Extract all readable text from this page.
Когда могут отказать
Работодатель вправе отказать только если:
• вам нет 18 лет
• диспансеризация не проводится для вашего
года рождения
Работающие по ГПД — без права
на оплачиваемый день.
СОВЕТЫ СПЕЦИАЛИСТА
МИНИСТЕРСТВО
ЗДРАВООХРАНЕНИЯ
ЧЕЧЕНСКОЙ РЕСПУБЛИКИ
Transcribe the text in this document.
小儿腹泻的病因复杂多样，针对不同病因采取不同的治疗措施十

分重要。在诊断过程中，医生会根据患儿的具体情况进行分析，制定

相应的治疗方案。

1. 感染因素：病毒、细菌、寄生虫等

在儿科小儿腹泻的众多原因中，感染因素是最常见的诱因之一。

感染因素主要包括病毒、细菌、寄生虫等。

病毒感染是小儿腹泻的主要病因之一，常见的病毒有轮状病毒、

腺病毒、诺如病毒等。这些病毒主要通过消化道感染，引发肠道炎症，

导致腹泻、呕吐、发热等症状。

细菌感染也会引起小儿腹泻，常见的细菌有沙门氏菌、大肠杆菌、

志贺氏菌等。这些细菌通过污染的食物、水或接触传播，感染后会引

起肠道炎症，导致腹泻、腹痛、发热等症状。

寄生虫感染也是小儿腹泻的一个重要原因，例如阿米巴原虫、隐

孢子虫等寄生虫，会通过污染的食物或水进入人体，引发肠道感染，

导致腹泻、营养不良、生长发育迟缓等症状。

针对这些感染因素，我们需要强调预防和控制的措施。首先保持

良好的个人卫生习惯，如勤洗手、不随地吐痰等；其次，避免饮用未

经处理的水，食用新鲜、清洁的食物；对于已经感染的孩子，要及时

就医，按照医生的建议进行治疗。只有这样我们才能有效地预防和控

──────────

WHAT THIS TASK INVOLVES -
Retype every entry above, word for word.

EXERCISE ANSWER -
Extract all readable text from this page.
Когда могут отказать
Работодатель вправе отказать только если:
• вам нет 18 лет
• диспансеризация не проводится для вашего
года рождения
Работающие по ГПД — без права
на оплачиваемый день.
СОВЕТЫ СПЕЦИАЛИСТА
МИНИСТЕРСТВО
ЗДРАВООХРАНЕНИЯ
ЧЕЧЕНСКОЙ РЕСПУБЛИКИ
Transcribe the text in this document.
小儿腹泻的病因复杂多样，针对不同病因采取不同的治疗措施十

分重要。在诊断过程中，医生会根据患儿的具体情况进行分析，制定

相应的治疗方案。

1. 感染因素：病毒、细菌、寄生虫等

在儿科小儿腹泻的众多原因中，感染因素是最常见的诱因之一。

感染因素主要包括病毒、细菌、寄生虫等。

病毒感染是小儿腹泻的主要病因之一，常见的病毒有轮状病毒、

腺病毒、诺如病毒等。这些病毒主要通过消化道感染，引发肠道炎症，

导致腹泻、呕吐、发热等症状。

细菌感染也会引起小儿腹泻，常见的细菌有沙门氏菌、大肠杆菌、

志贺氏菌等。这些细菌通过污染的食物、水或接触传播，感染后会引

起肠道炎症，导致腹泻、腹痛、发热等症状。

寄生虫感染也是小儿腹泻的一个重要原因，例如阿米巴原虫、隐

孢子虫等寄生虫，会通过污染的食物或水进入人体，引发肠道感染，

导致腹泻、营养不良、生长发育迟缓等症状。

针对这些感染因素，我们需要强调预防和控制的措施。首先保持

良好的个人卫生习惯，如勤洗手、不随地吐痰等；其次，避免饮用未

经处理的水，食用新鲜、清洁的食物；对于已经感染的孩子，要及时

就医，按照医生的建议进行治疗。只有这样我们才能有效地预防和控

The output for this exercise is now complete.